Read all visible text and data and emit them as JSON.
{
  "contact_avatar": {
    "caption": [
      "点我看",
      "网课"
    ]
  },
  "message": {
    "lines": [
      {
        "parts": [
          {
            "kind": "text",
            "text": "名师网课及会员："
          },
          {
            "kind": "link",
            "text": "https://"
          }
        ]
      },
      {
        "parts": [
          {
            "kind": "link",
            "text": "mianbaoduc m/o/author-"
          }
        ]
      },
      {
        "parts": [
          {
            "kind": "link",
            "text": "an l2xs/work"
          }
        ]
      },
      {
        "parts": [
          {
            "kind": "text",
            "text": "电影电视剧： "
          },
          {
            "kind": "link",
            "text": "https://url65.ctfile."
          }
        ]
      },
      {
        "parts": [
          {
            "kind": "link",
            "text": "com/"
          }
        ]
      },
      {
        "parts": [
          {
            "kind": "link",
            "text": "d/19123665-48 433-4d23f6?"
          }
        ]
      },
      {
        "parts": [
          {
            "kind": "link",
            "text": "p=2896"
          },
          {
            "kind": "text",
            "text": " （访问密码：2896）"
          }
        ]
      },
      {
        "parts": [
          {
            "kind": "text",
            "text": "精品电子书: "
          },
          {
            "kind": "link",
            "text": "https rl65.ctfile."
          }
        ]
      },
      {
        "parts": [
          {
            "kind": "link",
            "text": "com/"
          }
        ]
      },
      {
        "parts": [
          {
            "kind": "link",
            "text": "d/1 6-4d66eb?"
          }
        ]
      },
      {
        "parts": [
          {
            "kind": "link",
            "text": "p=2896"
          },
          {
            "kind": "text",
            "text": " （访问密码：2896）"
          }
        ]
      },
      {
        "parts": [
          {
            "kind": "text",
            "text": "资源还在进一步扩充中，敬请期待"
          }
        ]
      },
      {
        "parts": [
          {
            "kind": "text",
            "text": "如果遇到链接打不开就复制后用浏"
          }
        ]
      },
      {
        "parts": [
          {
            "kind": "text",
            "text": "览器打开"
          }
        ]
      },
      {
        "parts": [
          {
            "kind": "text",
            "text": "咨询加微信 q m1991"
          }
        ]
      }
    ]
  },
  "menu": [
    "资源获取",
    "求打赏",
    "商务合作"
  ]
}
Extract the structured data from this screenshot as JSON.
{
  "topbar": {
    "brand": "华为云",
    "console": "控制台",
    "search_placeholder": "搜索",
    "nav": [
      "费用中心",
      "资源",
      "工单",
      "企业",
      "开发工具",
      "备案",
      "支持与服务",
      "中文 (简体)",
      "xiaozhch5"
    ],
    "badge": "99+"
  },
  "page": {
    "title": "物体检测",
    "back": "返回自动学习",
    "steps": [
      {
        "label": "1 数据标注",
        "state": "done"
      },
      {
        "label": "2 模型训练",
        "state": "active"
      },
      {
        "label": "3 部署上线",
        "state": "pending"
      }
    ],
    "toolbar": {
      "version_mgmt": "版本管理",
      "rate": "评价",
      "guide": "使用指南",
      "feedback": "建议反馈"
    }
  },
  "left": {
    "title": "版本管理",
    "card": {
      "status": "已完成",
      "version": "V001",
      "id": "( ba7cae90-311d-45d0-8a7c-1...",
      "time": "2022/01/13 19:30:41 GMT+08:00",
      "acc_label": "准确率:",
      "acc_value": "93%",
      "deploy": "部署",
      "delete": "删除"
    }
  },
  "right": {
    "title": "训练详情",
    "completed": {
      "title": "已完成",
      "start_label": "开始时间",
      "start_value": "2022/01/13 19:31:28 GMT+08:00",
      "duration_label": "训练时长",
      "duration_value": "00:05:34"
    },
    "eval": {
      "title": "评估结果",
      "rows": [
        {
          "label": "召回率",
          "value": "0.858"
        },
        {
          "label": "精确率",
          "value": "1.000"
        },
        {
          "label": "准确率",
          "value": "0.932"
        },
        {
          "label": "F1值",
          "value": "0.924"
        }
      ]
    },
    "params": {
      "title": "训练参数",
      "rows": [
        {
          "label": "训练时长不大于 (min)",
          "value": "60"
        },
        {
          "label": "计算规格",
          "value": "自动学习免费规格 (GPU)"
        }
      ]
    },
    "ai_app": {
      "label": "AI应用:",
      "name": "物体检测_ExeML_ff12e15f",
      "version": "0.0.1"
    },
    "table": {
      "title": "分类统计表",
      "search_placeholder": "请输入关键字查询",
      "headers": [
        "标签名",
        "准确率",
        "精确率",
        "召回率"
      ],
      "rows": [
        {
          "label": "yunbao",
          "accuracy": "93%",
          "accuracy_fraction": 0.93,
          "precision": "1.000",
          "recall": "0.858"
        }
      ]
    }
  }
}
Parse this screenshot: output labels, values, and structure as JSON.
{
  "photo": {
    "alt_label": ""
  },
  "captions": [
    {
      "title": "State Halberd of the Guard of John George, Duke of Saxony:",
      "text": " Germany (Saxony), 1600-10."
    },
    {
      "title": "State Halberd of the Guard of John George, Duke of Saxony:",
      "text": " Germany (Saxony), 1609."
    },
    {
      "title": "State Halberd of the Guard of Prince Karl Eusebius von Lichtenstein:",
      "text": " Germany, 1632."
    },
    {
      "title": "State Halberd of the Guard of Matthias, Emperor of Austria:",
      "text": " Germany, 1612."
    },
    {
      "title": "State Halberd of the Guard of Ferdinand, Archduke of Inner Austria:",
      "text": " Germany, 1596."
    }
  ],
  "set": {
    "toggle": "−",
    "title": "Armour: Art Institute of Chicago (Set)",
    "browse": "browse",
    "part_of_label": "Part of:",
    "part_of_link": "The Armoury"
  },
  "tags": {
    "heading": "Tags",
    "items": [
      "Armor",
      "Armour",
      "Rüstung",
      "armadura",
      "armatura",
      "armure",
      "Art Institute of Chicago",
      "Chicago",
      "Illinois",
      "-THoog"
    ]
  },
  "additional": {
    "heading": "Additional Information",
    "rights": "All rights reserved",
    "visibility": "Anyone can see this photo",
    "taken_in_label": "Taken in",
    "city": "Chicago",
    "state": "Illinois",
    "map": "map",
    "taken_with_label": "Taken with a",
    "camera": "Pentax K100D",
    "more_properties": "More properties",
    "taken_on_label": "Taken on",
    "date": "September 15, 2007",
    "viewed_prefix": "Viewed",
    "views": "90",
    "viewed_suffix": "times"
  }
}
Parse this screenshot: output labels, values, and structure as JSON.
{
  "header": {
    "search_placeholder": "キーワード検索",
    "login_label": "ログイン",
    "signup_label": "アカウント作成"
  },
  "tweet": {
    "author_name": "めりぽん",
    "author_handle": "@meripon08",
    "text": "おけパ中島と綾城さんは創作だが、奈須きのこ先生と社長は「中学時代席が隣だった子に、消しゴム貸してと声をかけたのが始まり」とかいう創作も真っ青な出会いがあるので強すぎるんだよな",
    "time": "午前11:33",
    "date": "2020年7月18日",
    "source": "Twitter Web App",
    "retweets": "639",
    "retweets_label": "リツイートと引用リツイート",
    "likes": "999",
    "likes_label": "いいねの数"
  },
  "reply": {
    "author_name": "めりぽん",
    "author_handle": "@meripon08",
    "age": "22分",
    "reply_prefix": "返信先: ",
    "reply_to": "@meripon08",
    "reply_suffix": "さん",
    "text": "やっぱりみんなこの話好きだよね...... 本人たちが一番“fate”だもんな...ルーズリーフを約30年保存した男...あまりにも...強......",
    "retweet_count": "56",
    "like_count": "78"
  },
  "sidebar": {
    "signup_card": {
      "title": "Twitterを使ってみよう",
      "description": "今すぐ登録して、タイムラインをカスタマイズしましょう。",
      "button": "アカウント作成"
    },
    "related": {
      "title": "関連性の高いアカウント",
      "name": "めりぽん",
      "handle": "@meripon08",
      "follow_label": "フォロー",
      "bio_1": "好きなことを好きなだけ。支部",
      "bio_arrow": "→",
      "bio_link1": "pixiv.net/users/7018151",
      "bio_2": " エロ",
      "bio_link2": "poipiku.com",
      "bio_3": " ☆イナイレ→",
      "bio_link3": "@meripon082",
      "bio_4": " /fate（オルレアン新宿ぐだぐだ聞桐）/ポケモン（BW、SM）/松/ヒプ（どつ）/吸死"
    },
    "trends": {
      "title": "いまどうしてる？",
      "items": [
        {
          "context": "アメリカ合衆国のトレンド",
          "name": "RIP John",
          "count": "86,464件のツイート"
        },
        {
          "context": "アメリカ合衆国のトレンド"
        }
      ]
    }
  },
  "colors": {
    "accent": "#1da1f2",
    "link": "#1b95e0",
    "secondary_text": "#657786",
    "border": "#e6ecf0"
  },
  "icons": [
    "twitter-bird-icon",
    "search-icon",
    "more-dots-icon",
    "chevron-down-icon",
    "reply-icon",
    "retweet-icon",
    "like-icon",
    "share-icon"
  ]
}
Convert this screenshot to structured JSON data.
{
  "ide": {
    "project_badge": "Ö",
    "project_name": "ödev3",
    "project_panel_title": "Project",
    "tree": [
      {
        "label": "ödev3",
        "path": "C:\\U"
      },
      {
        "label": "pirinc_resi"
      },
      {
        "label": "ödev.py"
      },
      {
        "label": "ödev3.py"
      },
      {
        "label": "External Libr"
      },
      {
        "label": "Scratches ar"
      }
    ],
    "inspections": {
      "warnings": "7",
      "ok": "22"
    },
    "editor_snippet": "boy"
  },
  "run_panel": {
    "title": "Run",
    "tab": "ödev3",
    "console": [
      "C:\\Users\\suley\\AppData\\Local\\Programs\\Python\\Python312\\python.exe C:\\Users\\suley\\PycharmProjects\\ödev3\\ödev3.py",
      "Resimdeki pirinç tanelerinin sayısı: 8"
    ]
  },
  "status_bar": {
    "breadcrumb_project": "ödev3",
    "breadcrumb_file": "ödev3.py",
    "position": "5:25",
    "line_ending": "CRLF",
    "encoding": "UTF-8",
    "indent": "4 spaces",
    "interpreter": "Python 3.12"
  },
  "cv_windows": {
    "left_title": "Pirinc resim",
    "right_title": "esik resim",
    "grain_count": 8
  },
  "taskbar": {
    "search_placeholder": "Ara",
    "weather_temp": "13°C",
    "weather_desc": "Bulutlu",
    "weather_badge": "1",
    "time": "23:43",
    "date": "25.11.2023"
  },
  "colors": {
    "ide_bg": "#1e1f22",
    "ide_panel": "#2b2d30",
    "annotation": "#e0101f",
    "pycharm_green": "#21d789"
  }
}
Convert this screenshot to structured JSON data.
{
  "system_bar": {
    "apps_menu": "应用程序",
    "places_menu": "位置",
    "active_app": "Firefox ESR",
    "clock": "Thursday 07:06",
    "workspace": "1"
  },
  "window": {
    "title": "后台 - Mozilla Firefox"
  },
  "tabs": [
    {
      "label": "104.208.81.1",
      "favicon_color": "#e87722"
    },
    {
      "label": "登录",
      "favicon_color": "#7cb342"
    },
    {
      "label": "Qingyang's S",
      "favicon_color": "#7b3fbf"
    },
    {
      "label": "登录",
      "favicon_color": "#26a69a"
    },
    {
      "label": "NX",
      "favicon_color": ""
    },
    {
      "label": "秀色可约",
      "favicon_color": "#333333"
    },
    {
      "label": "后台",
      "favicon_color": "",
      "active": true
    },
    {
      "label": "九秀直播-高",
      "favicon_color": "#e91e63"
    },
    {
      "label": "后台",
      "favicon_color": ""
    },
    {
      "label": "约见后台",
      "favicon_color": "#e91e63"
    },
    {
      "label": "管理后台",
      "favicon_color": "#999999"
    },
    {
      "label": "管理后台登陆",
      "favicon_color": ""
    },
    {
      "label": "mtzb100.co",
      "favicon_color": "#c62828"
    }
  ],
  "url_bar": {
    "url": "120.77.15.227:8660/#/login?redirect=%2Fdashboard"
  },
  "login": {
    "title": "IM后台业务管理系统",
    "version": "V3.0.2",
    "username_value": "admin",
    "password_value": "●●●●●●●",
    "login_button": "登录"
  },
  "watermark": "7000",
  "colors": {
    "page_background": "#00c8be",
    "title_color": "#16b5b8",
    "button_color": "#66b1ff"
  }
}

# [Required task]
Pull out all lines from the listing that contain the string "date".

# [Exercise output]
    "date": "September 15, 2007",
    "date": "2020年7月18日",
    "date": "25.11.2023"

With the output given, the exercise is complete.